**Problem**
Your answer is a single number: how many lines hold the word "mutant"?

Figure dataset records

════════════════

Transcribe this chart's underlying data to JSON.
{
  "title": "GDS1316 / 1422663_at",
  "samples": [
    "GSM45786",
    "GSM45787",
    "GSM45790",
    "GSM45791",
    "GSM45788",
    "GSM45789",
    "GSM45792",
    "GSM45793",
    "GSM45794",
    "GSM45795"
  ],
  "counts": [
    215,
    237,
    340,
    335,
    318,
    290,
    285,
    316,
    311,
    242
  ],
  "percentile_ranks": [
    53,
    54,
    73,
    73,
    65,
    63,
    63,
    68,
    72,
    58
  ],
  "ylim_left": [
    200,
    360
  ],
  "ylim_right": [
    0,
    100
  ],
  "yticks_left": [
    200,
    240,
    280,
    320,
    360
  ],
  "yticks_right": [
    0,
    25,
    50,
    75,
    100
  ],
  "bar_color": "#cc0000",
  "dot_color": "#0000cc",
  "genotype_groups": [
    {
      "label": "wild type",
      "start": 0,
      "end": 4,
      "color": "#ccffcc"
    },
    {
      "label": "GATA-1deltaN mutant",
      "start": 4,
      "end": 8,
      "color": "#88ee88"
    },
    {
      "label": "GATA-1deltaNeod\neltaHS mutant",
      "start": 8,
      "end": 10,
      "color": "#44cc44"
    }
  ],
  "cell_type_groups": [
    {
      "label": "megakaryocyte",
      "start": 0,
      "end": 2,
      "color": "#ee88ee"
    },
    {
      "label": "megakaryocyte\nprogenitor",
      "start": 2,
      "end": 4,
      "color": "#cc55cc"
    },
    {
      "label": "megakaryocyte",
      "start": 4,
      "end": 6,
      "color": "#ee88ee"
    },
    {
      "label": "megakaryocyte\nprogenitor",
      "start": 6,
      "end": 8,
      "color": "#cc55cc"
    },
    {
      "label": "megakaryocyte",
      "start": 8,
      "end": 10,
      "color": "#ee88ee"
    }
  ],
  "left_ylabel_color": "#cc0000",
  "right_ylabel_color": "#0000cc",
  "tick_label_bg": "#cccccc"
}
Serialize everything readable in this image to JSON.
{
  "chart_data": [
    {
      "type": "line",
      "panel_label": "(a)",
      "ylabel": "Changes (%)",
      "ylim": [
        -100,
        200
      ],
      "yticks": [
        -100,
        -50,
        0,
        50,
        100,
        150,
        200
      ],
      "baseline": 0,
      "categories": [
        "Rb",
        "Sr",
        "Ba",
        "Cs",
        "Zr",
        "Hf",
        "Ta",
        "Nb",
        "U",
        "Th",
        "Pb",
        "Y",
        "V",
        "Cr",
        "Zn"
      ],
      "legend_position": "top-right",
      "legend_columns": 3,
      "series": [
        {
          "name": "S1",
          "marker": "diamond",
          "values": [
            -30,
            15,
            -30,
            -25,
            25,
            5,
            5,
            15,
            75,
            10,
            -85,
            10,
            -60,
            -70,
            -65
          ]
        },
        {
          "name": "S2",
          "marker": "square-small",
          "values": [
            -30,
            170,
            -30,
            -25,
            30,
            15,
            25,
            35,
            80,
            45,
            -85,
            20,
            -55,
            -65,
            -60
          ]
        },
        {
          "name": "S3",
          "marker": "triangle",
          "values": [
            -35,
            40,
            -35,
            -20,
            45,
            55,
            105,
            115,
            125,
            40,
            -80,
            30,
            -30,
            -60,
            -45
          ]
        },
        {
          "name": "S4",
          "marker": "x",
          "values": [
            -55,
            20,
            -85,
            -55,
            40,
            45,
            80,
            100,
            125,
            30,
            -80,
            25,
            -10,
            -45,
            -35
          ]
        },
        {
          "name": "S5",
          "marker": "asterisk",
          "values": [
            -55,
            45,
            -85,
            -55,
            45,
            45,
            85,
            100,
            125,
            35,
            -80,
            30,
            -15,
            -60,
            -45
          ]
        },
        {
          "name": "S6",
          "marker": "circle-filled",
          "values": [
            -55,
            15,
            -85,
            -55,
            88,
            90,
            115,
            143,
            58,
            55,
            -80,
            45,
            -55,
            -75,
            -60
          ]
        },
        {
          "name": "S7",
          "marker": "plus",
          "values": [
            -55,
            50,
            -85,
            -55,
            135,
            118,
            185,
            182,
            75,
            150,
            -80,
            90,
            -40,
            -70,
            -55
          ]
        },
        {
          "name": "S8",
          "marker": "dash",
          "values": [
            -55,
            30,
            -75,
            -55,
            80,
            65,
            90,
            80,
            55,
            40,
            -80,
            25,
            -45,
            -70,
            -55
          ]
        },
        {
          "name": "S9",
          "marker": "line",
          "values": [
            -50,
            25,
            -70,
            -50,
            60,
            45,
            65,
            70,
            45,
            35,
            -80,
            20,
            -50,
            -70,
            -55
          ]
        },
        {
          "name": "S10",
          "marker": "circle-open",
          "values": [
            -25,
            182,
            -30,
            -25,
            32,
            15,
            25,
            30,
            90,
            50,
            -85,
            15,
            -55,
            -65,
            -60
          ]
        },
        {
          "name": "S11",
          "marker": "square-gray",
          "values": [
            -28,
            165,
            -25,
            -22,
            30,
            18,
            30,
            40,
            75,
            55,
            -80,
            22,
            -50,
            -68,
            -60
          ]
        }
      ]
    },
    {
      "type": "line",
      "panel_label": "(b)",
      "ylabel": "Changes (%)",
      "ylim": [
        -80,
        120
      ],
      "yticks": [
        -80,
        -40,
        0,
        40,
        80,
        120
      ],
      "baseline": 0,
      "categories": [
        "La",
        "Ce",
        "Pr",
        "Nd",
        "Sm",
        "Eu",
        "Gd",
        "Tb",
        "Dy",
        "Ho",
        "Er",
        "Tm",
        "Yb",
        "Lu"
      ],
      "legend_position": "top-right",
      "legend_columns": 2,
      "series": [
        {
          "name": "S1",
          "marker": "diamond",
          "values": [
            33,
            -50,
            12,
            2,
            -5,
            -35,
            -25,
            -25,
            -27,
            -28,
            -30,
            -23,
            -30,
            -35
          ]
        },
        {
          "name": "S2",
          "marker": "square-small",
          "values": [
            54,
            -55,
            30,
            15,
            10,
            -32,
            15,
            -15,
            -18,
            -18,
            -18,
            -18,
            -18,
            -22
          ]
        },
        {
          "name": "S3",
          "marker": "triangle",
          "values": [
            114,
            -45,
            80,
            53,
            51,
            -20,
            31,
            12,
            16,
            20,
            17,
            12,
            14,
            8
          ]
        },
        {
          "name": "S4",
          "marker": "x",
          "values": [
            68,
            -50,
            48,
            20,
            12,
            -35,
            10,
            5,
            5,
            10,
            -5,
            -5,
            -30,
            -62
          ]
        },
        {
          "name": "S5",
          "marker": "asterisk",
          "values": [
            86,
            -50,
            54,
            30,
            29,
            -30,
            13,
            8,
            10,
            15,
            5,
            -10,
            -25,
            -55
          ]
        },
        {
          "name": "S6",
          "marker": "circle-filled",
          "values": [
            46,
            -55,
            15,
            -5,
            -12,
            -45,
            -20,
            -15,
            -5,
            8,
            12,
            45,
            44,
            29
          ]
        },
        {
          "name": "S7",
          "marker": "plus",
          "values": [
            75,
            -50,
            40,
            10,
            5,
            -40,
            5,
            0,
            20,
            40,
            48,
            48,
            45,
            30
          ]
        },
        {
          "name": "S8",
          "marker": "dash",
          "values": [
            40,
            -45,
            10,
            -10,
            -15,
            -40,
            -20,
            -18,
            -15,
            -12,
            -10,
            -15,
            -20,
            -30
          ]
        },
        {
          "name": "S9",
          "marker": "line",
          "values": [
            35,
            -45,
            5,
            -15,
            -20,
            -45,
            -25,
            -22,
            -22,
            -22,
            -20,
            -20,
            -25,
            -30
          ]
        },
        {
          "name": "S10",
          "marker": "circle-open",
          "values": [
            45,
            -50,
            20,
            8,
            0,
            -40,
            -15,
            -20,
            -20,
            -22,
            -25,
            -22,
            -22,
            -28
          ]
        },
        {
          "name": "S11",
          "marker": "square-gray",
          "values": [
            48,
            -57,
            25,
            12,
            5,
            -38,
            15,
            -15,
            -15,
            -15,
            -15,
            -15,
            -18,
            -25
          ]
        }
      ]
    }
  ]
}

════════════════

**Answer to the problem**
2